Find every line in the records below that holds the word "novembre", and copy each one.

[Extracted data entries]
[Begin]

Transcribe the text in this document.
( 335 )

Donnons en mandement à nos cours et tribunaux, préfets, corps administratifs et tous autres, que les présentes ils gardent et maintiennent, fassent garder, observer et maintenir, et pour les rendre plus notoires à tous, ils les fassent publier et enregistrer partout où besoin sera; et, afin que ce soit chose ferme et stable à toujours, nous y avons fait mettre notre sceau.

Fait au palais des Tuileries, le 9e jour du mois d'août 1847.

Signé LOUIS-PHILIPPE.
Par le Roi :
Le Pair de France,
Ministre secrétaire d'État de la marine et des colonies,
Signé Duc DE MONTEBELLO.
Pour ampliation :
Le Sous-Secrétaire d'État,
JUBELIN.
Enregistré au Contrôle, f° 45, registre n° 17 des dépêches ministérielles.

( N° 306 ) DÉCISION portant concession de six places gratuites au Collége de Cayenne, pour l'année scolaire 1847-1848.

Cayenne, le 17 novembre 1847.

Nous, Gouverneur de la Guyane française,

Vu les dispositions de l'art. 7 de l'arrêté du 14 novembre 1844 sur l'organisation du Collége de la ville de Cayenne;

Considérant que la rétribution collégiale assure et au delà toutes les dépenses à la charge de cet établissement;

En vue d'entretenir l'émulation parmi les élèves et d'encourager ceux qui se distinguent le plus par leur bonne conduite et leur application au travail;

[End]

Problem solution:
Cayenne, le 17 novembre 1847.
Vu les dispositions de l'art. 7 de l'arrêté du 14 novembre 1844 sur l'organisation du Collége de la ville de Cayenne;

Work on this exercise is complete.